**Set task**
Return all of the lines below exactly as they are.

Records contained in a dataset:
<<<<

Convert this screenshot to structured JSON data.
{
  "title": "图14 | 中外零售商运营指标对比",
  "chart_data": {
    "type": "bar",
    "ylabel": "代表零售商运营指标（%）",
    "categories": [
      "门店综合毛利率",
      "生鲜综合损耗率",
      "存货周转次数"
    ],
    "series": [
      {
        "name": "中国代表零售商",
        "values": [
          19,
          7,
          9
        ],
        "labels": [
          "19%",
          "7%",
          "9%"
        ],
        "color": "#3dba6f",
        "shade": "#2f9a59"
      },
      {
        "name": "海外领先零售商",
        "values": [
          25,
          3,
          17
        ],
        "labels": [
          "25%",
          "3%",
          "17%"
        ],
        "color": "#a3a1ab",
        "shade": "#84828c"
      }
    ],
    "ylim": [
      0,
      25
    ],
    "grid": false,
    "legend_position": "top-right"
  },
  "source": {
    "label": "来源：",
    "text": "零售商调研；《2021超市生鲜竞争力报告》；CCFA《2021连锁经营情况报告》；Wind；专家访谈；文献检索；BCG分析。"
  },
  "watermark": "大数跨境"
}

>>>>

**Completed task**
Convert this screenshot to structured JSON data.
{
  "title": "图14 | 中外零售商运营指标对比",
  "chart_data": {
    "type": "bar",
    "ylabel": "代表零售商运营指标（%）",
    "categories": [
      "门店综合毛利率",
      "生鲜综合损耗率",
      "存货周转次数"
    ],
    "series": [
      {
        "name": "中国代表零售商",
        "values": [
          19,
          7,
          9
        ],
        "labels": [
          "19%",
          "7%",
          "9%"
        ],
        "color": "#3dba6f",
        "shade": "#2f9a59"
      },
      {
        "name": "海外领先零售商",
        "values": [
          25,
          3,
          17
        ],
        "labels": [
          "25%",
          "3%",
          "17%"
        ],
        "color": "#a3a1ab",
        "shade": "#84828c"
      }
    ],
    "ylim": [
      0,
      25
    ],
    "grid": false,
    "legend_position": "top-right"
  },
  "source": {
    "label": "来源：",
    "text": "零售商调研；《2021超市生鲜竞争力报告》；CCFA《2021连锁经营情况报告》；Wind；专家访谈；文献检索；BCG分析。"
  },
  "watermark": "大数跨境"
}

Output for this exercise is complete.